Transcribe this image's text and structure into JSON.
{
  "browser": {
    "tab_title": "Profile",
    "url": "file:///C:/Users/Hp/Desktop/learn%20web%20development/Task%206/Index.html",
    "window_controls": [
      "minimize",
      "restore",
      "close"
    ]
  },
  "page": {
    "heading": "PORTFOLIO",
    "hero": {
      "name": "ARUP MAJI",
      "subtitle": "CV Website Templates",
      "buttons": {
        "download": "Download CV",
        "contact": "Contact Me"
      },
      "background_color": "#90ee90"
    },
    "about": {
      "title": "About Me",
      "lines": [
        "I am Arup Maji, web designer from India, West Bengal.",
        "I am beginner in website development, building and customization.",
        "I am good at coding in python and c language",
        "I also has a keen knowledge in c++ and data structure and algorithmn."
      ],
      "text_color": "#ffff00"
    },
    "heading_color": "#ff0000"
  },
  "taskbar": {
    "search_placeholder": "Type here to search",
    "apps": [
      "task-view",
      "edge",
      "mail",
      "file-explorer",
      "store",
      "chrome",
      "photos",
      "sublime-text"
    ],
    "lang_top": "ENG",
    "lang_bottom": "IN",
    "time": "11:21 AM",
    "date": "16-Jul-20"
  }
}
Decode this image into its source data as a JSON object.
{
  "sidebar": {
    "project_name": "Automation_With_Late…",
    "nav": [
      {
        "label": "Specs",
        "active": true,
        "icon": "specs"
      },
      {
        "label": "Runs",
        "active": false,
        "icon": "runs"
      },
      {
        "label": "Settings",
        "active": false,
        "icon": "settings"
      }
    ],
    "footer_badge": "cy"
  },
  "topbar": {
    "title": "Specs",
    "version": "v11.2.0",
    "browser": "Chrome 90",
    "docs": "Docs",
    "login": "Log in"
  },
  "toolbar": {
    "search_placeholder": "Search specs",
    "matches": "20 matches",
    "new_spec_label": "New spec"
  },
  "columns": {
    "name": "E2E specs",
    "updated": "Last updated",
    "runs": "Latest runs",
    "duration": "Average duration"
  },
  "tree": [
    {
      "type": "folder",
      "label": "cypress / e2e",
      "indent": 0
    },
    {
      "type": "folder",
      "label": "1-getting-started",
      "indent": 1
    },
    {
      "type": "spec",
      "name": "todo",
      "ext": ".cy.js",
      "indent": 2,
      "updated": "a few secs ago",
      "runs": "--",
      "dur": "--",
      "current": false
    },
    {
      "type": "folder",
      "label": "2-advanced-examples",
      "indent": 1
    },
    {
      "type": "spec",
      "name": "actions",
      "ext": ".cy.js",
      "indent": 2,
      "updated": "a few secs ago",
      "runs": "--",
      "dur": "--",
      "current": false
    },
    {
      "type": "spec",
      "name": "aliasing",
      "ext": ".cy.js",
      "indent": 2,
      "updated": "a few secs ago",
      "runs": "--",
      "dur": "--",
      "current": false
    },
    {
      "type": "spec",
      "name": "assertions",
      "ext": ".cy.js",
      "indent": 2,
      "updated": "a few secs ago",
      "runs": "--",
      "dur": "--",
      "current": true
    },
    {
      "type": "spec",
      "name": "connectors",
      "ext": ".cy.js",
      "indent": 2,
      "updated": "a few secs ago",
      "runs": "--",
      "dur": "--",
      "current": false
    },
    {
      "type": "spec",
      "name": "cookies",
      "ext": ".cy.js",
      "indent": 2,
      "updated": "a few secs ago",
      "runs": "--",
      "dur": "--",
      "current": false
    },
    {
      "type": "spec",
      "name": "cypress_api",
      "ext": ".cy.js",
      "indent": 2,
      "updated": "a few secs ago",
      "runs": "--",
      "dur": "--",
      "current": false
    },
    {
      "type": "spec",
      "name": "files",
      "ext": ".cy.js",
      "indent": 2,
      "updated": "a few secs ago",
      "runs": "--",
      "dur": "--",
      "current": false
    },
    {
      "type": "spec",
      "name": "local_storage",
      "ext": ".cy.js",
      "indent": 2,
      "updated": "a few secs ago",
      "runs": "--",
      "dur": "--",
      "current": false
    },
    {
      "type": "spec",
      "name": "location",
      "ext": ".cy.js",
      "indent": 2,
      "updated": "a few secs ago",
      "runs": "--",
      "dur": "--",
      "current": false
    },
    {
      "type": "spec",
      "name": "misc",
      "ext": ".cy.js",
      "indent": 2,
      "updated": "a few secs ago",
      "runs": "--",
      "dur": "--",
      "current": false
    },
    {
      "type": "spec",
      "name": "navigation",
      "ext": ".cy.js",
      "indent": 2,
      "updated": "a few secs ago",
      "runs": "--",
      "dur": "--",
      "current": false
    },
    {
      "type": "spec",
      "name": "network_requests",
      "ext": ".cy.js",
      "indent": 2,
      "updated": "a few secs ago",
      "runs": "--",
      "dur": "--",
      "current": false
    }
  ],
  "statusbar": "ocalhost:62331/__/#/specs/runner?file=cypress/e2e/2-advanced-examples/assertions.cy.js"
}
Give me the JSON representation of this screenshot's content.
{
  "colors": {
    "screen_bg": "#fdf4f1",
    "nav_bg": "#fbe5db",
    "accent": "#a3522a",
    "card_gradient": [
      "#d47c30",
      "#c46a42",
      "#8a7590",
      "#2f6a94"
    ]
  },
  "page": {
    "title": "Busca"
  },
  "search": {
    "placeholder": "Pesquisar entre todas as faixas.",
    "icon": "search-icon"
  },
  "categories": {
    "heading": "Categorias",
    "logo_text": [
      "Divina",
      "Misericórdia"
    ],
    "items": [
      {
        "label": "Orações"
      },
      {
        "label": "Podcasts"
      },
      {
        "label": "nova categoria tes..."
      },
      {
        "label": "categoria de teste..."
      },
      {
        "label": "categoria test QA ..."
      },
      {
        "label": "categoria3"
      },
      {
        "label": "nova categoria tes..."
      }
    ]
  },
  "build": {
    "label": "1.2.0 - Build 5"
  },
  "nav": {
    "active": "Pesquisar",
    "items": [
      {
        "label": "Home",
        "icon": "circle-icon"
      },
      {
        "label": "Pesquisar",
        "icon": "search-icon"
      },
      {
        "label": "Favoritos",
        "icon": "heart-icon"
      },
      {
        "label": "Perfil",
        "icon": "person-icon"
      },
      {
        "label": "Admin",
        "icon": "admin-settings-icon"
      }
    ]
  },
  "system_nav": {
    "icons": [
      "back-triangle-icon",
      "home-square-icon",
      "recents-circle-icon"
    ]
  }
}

--

→ **WHAT YOU WILL DO**
Where a line of the material above holds the string "active", copy that line.

→ **PROBLEM SOLUTION**
        "active": true,
        "active": false,
        "active": false,
    "active": "Pesquisar",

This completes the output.